─── EXCERPTED RECORDS
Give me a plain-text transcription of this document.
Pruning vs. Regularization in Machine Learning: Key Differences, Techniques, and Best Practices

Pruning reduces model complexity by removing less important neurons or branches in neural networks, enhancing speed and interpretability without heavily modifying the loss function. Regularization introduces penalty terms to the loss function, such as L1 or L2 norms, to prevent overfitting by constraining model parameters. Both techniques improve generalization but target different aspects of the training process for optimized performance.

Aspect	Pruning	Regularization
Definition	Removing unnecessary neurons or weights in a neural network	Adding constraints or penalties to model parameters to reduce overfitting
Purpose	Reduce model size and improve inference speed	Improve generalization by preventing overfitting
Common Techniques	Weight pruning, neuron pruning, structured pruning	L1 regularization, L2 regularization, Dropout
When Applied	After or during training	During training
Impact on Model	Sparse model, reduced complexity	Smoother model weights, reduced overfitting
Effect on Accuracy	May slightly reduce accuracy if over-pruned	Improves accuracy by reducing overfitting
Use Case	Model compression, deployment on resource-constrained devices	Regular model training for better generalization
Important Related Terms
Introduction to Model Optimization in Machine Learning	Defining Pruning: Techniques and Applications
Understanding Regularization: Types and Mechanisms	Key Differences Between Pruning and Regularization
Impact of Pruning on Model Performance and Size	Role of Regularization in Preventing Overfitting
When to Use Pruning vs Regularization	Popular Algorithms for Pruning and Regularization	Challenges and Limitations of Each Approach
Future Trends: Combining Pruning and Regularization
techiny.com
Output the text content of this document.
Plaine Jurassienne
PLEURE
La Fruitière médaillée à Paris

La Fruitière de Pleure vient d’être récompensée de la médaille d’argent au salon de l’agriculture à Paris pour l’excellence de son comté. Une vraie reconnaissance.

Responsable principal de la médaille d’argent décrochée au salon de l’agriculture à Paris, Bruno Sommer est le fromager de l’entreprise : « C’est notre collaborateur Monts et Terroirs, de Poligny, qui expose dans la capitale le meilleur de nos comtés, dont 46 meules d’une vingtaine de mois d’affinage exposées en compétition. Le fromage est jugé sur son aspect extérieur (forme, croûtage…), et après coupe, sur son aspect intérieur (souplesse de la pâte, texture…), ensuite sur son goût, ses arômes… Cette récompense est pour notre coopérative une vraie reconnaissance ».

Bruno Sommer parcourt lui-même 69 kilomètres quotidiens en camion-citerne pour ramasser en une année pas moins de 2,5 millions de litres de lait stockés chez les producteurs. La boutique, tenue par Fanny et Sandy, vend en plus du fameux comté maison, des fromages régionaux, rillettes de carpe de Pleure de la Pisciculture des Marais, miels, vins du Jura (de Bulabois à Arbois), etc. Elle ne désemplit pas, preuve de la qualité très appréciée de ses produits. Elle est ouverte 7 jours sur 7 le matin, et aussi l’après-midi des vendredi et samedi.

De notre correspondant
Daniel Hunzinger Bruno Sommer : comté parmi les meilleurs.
──────
- INSTRUCTIONS TO FOLLOW
Find the lines containing "speed" and list every one of them.

- WORKED SOLUTION
Pruning reduces model complexity by removing less important neurons or branches in neural networks, enhancing speed and interpretability without heavily modifying the loss function. Regularization introduces penalty terms to the loss function, such as L1 or L2 norms, to prevent overfitting by constraining model parameters. Both techniques improve generalization but target different aspects of the training process for optimized performance.
Purpose	Reduce model size and improve inference speed	Improve generalization by preventing overfitting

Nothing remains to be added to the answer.